L’interview confinée de Luis Torreao, sur son projet “Gestez chez vous” : “Même si on est chacun de son côté, on va faire quelque chose ensemble”

15 April 2020 | PAR Julia Wahl

A la rédaction, une idée a surgi dans les boucles de mails : faire parler des artistes, leur demander « comment ça va ? » et comment ils vivent leur confinement, ce que cela provoque en eux. Aujourd’hui, nous interrogeons l’acteur, mime et metteur en scène Luis Torreao, qui a monté depuis une semaine, avec sa Compagnie Hippocampe et le Théâtre Victor Hugo-Scènes des Arts du Geste de Bagneux, un projet de spectacle participatif, Gestez chez vous (voir ici).

Comment ça va ?

Ça ne va pas tout le temps. Je me suis surpris quelquefois à être dans des états émotionnels très forts,  je me suis surpris à pleurer deux ou trois fois. Mais je suis quelqu’un qui est habitué à la solitude : je vis tout seul et il m’arrive souvent de rentrer le vendredi soir à la maison et de ne ressortir que le lundi après-midi. Je dirais que, quand ce n’est pas imposé, ce temps-là est nécessaire quand on est artiste. C’est des moments où on arrive à se débarrasser des choses urgentes et où on peut passer un bout de temps à regarder le plafond ou la fenêtre. C’est là que les choses qu’on est en train de digérer sortent. Donc, pour moi, rester confiné est une habitude. Simplement, en général, le confinement dure trois jours (rires). C’est l’une des raisons pour lesquelles le projet est né : le besoin de continuer à communiquer avec les gens.

Comment gérez-vous ces moments où vous êtes débordé par des émotions un peu trop fortes ?

• CONSIGNE 1:
D'après l'extrait, quels métiers exerce Luis Torreao ?

• LES ENTRÉES:
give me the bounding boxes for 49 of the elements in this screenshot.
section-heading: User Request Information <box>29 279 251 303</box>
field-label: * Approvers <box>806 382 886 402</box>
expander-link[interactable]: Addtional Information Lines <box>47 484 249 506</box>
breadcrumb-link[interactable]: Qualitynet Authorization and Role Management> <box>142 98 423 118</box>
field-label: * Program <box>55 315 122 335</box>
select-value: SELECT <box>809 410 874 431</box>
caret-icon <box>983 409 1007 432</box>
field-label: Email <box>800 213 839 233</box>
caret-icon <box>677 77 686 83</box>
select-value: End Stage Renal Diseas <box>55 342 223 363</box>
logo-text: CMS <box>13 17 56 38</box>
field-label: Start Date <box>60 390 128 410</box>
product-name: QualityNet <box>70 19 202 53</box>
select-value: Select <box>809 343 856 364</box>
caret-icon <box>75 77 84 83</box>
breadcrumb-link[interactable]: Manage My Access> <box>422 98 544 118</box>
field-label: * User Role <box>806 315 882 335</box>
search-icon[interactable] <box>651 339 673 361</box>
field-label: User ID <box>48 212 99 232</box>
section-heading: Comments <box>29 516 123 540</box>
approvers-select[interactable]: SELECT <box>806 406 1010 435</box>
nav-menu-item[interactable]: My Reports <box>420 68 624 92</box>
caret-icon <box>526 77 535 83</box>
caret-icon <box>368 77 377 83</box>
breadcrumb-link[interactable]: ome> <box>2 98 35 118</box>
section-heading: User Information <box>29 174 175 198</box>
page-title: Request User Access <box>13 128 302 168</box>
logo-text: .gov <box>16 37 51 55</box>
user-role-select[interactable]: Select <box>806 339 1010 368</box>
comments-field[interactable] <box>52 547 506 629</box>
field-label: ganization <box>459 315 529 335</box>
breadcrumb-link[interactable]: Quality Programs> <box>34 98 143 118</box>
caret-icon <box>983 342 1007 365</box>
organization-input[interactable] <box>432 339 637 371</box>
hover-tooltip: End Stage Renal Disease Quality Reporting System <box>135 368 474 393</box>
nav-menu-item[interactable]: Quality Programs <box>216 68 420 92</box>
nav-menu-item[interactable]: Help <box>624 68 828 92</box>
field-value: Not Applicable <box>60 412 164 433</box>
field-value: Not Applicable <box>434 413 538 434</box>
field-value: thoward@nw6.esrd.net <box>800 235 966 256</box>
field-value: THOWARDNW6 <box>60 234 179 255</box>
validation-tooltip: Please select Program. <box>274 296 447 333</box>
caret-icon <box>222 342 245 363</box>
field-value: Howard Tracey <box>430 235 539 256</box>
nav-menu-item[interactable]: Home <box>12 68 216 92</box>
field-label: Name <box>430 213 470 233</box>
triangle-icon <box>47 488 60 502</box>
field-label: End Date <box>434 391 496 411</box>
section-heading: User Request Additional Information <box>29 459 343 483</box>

• CONSIGNE 2:
Recopiez à l'identique les lignes des entrées depuis leur toute première ligne jusqu'à celle qui contient « nav-menu-item[interactable]: My Reports », cette dernière comprise.

• RÉPONSE COMPLÈTE 1:
Il est acteur, mime et metteur en scène.

• RÉPONSE COMPLÈTE 2:
give me the bounding boxes for 49 of the elements in this screenshot.
section-heading: User Request Information <box>29 279 251 303</box>
field-label: * Approvers <box>806 382 886 402</box>
expander-link[interactable]: Addtional Information Lines <box>47 484 249 506</box>
breadcrumb-link[interactable]: Qualitynet Authorization and Role Management> <box>142 98 423 118</box>
field-label: * Program <box>55 315 122 335</box>
select-value: SELECT <box>809 410 874 431</box>
caret-icon <box>983 409 1007 432</box>
field-label: Email <box>800 213 839 233</box>
caret-icon <box>677 77 686 83</box>
select-value: End Stage Renal Diseas <box>55 342 223 363</box>
logo-text: CMS <box>13 17 56 38</box>
field-label: Start Date <box>60 390 128 410</box>
product-name: QualityNet <box>70 19 202 53</box>
select-value: Select <box>809 343 856 364</box>
caret-icon <box>75 77 84 83</box>
breadcrumb-link[interactable]: Manage My Access> <box>422 98 544 118</box>
field-label: * User Role <box>806 315 882 335</box>
search-icon[interactable] <box>651 339 673 361</box>
field-label: User ID <box>48 212 99 232</box>
section-heading: Comments <box>29 516 123 540</box>
approvers-select[interactable]: SELECT <box>806 406 1010 435</box>
nav-menu-item[interactable]: My Reports <box>420 68 624 92</box>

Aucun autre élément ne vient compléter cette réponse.